# Short task:
Reading down the listing below, count the lines where the word "true" shows up, then give only that count.

========================

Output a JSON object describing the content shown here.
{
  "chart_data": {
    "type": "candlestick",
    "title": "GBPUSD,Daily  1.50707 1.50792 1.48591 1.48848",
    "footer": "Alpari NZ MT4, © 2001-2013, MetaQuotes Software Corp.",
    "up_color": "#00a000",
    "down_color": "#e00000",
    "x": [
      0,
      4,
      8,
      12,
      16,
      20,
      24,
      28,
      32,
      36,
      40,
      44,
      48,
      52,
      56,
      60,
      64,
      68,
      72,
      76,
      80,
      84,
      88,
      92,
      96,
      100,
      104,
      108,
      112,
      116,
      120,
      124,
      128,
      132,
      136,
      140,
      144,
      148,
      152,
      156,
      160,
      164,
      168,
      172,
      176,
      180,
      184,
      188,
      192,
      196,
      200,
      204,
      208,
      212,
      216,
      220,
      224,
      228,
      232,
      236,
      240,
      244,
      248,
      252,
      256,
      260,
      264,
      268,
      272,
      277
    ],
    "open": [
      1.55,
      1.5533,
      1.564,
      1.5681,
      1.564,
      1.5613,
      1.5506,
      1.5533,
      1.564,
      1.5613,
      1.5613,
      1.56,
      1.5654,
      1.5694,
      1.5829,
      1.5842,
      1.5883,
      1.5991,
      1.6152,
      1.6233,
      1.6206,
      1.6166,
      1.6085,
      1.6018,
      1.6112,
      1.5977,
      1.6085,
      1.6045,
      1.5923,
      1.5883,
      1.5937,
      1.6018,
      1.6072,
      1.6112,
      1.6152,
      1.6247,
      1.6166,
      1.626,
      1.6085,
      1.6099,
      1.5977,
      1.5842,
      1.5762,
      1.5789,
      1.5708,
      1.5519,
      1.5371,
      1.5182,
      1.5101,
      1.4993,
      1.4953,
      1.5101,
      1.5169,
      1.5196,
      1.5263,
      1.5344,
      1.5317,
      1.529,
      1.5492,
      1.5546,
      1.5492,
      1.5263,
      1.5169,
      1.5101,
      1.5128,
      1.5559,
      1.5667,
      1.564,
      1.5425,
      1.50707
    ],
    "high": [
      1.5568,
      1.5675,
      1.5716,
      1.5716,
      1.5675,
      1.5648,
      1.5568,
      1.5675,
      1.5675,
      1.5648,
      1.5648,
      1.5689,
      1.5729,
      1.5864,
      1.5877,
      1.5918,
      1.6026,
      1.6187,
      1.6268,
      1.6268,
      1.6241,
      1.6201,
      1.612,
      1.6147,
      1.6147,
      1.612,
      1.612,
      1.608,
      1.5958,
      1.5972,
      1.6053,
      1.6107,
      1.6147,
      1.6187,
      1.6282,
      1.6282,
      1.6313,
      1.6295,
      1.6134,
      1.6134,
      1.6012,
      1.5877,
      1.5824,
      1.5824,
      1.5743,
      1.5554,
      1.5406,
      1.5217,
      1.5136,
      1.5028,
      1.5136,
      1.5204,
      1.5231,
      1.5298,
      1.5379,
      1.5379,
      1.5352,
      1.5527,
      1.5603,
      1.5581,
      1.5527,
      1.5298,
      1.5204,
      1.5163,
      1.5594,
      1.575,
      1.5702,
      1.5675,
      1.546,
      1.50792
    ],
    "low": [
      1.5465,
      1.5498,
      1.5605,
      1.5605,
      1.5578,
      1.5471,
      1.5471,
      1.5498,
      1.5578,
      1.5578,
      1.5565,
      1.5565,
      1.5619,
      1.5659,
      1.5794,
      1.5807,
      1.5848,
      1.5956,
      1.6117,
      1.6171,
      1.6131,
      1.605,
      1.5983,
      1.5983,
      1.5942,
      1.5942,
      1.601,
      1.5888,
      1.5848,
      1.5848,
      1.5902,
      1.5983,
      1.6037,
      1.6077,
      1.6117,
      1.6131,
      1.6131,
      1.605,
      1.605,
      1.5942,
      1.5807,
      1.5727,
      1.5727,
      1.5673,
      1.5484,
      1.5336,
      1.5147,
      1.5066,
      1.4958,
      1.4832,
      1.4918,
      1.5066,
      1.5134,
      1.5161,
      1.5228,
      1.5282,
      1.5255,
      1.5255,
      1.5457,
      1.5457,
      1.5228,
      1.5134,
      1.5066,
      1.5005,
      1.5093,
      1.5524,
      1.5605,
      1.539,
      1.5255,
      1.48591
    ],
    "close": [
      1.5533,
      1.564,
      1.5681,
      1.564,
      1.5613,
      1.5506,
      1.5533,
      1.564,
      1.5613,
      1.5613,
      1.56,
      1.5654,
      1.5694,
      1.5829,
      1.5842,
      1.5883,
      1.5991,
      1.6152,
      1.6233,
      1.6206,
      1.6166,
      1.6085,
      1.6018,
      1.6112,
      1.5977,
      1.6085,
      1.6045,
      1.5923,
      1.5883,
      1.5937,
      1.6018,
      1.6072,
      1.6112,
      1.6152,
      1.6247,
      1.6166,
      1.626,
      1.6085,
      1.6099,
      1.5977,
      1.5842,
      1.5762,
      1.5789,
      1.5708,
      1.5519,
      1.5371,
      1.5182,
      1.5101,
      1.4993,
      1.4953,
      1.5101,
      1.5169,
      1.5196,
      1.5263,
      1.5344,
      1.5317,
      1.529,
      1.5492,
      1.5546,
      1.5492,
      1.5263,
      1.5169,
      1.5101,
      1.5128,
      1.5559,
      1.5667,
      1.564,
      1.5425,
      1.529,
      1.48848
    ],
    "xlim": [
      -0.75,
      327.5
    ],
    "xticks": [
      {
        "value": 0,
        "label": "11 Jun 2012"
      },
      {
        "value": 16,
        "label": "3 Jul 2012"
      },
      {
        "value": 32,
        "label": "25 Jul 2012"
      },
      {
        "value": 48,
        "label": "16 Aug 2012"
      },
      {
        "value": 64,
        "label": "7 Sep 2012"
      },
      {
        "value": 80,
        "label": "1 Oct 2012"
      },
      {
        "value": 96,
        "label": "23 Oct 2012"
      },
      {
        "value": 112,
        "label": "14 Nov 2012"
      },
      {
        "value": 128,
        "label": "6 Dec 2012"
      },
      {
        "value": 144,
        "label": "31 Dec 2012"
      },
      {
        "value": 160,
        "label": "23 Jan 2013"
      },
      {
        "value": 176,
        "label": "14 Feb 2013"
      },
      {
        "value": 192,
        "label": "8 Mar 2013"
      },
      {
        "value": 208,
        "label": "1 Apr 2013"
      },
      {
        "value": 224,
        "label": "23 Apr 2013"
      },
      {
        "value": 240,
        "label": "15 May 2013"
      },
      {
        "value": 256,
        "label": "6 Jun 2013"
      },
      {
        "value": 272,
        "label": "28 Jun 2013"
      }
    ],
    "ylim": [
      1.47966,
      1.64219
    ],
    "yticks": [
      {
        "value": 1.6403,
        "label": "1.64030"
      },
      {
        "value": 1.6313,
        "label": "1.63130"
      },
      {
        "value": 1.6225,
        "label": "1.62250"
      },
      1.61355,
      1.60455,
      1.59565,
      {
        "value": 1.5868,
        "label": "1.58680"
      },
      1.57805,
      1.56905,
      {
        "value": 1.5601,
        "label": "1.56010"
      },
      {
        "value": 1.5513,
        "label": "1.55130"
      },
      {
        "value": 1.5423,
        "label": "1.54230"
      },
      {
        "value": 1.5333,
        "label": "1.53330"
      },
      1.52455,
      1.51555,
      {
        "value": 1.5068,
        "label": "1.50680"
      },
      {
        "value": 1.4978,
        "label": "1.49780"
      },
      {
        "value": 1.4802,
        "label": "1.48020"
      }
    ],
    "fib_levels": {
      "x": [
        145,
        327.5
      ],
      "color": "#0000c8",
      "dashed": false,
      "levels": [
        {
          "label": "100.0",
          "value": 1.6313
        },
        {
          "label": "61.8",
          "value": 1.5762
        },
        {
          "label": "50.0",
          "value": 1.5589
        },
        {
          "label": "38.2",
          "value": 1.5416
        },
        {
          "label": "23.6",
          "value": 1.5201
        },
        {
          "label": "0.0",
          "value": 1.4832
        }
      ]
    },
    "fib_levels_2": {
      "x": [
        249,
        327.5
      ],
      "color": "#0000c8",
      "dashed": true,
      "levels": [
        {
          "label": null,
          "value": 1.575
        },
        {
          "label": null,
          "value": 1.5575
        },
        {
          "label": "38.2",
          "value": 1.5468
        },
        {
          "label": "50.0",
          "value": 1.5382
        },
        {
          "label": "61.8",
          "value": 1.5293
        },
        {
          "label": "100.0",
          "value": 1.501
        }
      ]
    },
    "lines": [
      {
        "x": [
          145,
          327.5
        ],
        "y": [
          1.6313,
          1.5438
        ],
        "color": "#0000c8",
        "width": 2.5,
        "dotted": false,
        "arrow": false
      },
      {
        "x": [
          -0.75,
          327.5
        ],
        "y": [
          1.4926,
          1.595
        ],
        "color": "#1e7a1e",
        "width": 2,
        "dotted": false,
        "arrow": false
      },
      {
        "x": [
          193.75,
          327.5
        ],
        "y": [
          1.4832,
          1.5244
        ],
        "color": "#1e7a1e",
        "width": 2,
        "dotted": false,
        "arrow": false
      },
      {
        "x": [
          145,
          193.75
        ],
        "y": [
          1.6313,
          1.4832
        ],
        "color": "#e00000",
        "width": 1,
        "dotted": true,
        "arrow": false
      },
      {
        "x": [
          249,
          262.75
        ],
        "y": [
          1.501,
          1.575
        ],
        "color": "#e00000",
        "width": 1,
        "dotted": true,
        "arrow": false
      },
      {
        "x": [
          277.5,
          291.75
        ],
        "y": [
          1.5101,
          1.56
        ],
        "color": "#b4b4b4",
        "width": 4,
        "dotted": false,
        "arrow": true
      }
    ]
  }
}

========================

# Output of the exercise:
4